* _Task brief_
Go through the entries below and copy each line containing the word "baseline".
↓
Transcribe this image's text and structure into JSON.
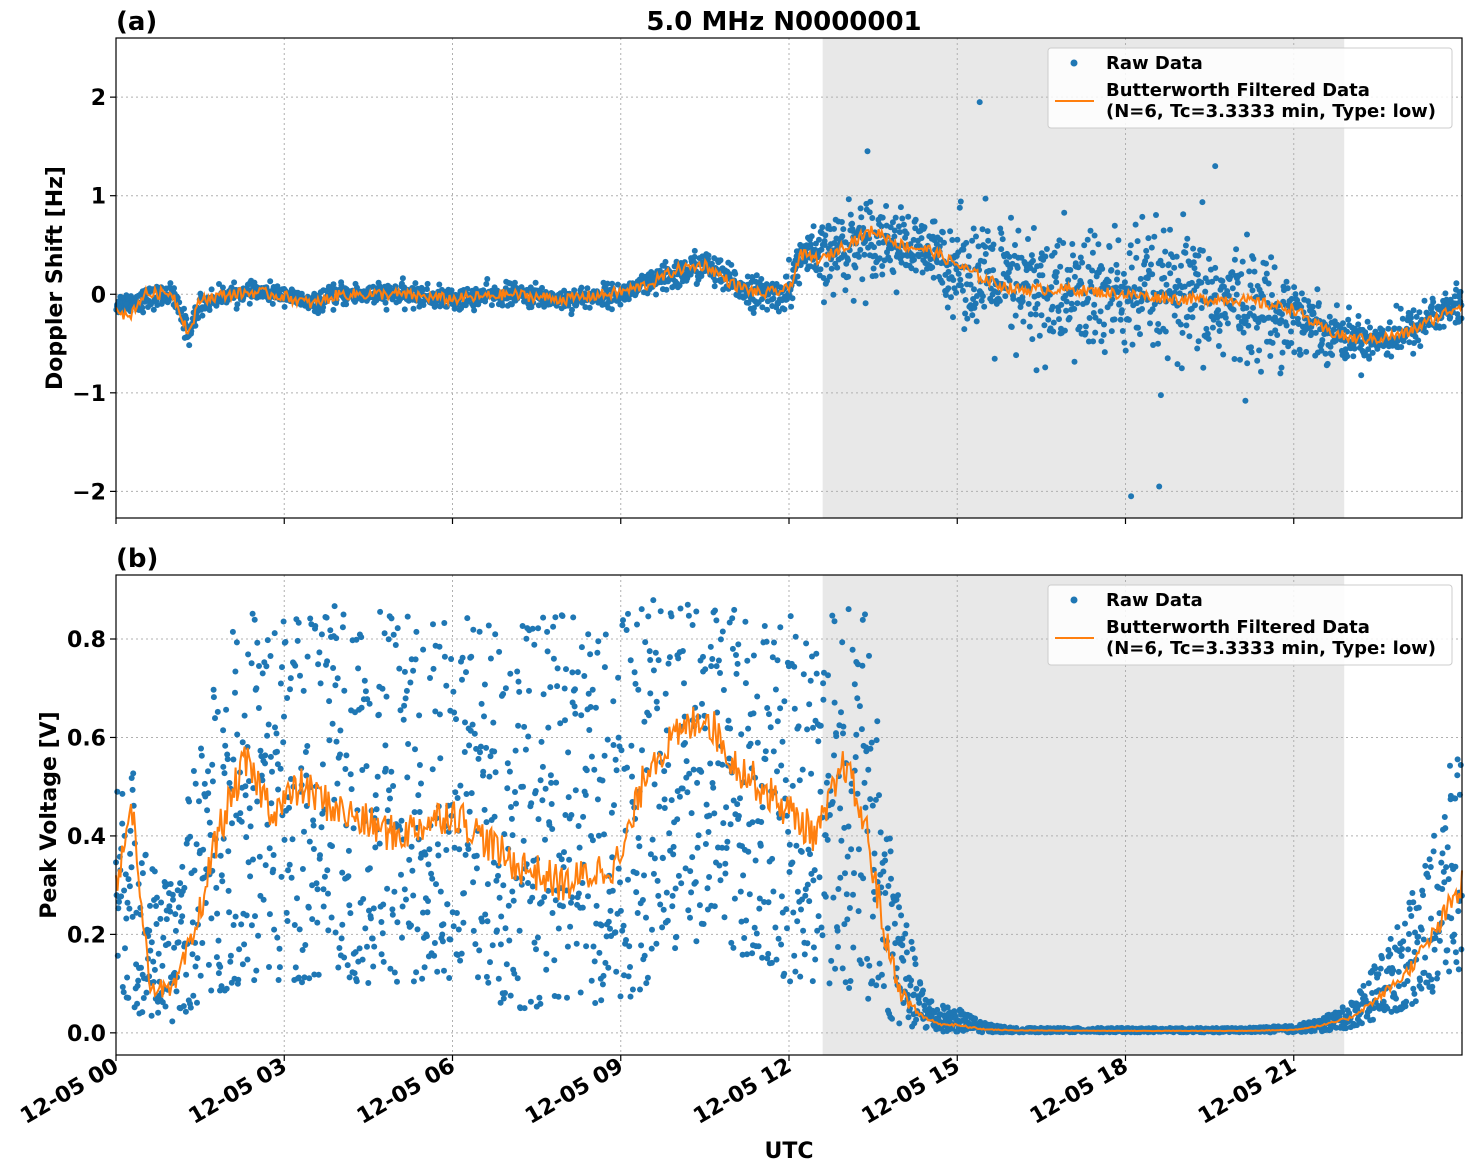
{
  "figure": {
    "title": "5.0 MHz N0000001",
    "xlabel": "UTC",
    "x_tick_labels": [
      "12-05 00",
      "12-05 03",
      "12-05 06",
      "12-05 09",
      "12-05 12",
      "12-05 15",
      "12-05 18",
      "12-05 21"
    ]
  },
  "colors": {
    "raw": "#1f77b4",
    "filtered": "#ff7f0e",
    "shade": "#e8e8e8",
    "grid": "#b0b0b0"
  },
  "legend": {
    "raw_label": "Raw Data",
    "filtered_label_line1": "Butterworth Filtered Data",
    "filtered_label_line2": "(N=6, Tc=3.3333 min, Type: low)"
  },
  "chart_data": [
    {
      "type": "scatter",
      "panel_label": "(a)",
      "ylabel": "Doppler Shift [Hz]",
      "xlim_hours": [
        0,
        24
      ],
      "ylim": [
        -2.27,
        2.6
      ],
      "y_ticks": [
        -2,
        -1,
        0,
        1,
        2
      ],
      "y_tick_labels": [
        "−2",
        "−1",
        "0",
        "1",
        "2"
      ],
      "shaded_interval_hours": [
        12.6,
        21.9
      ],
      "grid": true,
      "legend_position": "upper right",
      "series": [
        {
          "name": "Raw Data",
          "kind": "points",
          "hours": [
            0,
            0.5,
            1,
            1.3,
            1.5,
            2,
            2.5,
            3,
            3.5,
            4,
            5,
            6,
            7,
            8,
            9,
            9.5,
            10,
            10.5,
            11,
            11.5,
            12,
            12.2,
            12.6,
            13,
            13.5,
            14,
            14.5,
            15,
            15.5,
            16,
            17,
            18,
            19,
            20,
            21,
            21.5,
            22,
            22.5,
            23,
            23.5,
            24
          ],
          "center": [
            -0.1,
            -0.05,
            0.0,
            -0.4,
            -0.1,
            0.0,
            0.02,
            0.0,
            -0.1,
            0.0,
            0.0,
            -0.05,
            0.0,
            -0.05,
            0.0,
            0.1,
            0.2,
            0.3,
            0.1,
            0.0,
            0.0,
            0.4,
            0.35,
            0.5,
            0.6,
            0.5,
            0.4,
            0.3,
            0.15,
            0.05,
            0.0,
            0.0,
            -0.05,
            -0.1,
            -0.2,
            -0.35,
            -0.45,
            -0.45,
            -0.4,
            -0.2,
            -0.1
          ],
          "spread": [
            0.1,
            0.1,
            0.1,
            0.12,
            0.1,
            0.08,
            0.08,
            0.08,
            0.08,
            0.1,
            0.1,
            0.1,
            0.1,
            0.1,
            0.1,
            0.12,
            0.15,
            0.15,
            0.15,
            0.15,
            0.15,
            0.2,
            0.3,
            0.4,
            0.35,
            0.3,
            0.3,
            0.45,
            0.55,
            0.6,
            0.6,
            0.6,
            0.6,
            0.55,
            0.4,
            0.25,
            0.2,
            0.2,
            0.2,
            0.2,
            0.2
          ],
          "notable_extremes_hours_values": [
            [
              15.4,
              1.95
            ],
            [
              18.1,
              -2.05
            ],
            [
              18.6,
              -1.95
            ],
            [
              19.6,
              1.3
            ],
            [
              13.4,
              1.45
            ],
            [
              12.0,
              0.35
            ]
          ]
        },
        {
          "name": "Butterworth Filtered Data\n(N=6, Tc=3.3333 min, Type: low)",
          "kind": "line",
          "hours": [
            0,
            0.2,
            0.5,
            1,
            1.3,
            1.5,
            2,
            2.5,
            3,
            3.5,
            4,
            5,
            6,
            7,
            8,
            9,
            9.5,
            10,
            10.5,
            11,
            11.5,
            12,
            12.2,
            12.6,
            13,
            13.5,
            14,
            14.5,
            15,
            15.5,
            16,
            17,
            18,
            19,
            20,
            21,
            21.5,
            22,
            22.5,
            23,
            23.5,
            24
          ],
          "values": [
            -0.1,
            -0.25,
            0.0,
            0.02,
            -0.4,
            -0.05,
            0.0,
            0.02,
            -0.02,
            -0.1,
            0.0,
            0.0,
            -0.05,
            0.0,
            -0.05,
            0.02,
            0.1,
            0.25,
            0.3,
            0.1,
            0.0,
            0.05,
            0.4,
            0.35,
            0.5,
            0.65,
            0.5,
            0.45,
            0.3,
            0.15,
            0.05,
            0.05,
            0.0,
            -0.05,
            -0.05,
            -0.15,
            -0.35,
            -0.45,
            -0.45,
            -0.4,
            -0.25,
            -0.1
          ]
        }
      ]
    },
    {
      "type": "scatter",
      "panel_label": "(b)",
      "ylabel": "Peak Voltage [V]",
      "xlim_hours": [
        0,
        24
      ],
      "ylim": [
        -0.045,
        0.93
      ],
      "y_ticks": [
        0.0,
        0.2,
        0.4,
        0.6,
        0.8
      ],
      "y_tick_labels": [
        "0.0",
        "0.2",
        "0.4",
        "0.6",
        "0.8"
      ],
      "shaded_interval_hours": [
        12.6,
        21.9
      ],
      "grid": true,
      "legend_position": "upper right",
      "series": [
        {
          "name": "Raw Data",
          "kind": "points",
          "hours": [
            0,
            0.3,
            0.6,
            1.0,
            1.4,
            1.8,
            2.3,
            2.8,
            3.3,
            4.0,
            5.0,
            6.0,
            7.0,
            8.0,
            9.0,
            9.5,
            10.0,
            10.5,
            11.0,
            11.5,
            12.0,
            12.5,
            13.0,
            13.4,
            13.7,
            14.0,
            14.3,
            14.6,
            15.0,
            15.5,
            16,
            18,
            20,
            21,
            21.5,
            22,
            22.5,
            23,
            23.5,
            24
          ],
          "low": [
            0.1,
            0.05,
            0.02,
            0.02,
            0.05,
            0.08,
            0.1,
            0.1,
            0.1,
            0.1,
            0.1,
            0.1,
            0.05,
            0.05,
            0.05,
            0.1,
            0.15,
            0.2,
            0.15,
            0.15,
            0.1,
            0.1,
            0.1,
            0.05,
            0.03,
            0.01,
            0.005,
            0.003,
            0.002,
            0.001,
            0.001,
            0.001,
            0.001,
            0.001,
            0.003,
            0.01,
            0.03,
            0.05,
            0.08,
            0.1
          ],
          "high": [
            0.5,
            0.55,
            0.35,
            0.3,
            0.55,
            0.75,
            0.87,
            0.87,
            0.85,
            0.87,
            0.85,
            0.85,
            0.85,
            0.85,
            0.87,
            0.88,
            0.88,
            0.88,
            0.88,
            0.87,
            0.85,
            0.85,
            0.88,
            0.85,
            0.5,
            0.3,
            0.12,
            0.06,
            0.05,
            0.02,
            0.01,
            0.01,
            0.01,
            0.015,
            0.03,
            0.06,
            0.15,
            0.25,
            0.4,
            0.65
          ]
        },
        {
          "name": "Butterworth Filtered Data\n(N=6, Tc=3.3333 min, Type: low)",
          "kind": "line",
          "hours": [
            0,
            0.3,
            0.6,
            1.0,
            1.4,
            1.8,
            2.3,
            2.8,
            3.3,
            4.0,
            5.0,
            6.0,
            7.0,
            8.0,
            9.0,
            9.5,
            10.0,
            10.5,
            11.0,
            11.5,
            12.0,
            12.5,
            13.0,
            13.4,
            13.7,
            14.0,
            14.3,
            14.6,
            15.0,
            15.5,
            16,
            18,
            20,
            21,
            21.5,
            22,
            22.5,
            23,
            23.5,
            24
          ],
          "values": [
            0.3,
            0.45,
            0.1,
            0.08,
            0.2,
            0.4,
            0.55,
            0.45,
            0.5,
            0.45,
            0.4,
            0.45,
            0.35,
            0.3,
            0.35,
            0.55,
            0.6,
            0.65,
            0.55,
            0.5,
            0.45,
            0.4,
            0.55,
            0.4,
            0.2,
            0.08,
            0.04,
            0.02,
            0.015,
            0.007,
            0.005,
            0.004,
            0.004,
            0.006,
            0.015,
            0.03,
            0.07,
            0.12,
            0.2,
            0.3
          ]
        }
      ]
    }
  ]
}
↑
↓
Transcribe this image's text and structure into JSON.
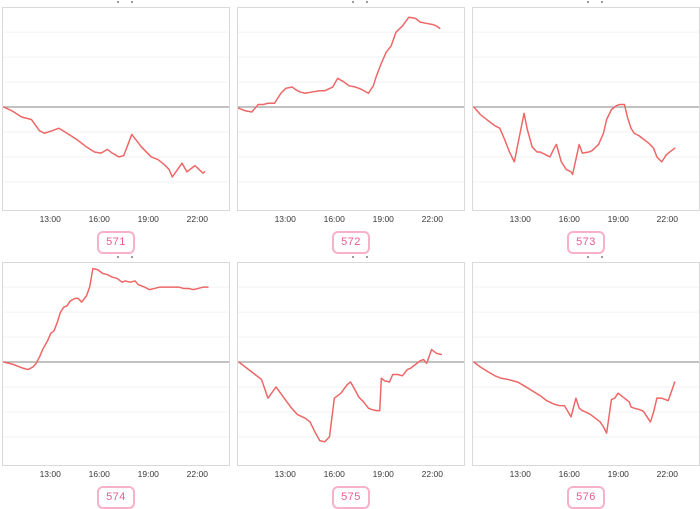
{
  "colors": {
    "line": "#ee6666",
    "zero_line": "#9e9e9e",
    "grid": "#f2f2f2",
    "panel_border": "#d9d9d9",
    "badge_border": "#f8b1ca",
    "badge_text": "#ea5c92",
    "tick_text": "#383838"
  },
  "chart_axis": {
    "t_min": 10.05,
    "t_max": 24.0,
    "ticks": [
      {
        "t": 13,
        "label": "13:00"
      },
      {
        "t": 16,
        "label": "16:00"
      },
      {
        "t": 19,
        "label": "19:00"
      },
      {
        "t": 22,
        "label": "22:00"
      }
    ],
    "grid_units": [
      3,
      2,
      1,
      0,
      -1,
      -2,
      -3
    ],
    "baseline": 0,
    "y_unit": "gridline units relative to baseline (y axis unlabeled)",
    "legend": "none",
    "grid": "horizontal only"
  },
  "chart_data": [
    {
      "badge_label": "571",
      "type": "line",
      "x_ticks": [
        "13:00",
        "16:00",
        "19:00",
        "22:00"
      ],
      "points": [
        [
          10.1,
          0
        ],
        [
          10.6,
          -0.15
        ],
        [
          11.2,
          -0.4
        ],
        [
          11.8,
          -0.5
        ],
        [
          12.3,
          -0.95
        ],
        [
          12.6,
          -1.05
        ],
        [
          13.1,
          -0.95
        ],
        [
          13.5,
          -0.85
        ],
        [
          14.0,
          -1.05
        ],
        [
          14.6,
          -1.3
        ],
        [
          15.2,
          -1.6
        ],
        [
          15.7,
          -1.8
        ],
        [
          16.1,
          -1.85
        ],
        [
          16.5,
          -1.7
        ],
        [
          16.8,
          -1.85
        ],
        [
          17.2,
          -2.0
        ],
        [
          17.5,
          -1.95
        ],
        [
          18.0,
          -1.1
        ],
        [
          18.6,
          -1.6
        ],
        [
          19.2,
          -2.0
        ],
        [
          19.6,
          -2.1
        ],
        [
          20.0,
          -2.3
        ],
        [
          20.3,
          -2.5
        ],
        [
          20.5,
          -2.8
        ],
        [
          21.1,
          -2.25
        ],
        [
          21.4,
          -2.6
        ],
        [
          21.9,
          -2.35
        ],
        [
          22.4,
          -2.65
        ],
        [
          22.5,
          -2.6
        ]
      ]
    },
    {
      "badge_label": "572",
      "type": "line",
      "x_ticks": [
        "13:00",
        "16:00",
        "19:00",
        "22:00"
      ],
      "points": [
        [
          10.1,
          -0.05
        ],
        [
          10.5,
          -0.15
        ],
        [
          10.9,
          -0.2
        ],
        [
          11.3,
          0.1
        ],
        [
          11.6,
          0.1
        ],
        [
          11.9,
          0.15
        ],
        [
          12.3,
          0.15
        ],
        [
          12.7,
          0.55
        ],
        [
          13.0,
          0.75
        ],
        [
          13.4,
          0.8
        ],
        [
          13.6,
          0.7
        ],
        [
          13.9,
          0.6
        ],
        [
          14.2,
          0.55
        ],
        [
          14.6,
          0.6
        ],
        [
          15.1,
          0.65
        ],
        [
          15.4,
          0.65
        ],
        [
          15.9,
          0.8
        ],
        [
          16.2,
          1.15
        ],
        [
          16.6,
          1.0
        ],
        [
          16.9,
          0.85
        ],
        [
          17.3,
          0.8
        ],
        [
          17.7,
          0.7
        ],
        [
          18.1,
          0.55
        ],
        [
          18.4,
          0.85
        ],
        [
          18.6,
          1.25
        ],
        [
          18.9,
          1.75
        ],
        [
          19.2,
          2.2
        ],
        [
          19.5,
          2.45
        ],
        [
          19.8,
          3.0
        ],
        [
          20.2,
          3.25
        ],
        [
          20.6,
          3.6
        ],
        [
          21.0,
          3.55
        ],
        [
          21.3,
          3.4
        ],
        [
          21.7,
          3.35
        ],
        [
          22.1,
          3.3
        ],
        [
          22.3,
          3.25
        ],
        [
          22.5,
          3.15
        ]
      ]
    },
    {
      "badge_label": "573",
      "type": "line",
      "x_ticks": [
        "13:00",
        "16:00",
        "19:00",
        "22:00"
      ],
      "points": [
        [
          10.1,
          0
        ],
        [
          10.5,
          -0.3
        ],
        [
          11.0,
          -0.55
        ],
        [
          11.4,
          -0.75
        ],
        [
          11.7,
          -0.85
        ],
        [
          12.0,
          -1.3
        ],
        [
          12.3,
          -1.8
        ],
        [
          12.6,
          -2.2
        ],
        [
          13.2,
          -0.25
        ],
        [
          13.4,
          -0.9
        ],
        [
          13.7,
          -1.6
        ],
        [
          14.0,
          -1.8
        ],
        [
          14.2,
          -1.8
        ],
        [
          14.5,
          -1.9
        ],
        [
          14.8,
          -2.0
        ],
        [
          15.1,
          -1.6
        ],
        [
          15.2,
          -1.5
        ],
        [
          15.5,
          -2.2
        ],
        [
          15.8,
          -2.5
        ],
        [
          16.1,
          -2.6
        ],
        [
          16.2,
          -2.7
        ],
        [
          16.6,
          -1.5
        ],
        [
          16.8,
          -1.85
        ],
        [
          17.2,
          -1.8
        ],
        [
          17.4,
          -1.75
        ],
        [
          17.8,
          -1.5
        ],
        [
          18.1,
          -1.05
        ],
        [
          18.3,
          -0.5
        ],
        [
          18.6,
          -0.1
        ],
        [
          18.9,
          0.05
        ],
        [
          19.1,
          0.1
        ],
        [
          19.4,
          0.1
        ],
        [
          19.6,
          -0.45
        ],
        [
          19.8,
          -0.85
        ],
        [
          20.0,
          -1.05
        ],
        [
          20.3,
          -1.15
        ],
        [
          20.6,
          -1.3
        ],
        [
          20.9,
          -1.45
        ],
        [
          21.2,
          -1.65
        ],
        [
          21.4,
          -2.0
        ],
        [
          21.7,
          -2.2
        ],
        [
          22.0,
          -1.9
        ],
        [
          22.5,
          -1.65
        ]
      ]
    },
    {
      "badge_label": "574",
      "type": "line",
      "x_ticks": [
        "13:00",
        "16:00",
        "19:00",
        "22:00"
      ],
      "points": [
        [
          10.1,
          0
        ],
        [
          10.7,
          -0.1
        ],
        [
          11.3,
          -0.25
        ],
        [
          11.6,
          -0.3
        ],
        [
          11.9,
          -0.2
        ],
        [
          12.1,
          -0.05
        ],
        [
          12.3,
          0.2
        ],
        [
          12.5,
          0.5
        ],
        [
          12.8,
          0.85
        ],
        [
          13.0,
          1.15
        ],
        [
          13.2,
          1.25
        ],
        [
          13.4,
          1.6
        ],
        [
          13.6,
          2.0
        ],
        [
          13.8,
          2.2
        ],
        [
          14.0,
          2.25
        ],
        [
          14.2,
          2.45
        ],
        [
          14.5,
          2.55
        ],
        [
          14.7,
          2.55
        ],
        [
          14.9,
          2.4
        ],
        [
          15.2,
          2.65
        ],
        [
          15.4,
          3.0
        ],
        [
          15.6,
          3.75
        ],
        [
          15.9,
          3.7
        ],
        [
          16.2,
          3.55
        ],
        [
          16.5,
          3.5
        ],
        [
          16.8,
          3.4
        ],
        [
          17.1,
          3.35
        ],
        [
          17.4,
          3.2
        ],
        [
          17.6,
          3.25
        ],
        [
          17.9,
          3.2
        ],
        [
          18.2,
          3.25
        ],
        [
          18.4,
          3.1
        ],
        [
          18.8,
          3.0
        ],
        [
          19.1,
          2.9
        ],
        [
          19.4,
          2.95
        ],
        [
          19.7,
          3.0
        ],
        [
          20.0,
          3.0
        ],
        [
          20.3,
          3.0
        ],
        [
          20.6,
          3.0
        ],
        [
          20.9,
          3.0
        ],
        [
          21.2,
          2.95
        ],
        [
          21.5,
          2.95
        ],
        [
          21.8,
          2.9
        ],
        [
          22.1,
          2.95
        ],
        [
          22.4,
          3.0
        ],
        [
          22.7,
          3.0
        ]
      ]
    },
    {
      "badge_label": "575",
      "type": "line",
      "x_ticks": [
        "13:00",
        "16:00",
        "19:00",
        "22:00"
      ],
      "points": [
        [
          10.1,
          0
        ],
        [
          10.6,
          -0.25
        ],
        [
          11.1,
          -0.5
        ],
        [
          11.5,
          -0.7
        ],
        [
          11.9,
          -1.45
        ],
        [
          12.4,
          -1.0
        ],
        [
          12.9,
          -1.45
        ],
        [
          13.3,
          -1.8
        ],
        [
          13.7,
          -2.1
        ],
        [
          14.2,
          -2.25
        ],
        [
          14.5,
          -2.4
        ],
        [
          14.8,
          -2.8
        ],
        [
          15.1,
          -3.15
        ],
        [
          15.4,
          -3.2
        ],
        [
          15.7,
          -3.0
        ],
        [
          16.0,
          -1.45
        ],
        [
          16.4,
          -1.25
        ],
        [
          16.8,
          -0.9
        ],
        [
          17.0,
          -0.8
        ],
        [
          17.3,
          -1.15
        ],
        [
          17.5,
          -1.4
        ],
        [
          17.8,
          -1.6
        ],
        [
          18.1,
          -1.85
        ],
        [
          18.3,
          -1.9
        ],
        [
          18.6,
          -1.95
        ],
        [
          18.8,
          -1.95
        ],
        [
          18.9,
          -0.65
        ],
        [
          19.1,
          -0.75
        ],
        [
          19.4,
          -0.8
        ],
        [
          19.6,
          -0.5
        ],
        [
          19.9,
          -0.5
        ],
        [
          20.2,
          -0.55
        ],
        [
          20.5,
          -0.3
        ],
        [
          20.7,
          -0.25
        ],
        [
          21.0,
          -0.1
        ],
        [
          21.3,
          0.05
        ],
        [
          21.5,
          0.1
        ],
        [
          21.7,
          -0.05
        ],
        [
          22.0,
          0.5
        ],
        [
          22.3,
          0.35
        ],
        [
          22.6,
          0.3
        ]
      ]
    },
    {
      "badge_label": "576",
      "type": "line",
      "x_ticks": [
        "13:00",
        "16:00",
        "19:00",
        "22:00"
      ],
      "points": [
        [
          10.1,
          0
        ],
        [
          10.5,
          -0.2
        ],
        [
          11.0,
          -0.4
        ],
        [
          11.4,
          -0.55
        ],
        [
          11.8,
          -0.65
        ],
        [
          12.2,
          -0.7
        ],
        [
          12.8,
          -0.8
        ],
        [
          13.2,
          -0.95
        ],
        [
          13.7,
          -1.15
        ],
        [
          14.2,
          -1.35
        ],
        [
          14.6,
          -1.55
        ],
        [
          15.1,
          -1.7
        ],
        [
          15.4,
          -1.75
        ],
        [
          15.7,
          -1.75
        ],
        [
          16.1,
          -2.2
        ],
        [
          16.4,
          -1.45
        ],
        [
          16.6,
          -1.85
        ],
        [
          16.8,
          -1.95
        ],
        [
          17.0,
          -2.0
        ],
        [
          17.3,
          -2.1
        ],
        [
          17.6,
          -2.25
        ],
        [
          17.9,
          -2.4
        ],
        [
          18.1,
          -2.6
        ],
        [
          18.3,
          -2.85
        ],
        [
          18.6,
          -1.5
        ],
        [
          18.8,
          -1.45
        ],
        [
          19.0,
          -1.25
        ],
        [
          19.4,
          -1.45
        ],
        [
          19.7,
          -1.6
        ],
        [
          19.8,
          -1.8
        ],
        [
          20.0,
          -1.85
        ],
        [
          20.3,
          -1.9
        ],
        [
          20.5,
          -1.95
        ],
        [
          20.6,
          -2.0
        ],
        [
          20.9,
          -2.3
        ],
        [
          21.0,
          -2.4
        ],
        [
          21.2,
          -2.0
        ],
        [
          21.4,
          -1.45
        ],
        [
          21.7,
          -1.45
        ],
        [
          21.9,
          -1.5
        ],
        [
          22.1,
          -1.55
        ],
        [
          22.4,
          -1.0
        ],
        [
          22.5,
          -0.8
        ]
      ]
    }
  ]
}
↑
* _Correct response_
    "baseline": 0,
    "y_unit": "gridline units relative to baseline (y axis unlabeled)",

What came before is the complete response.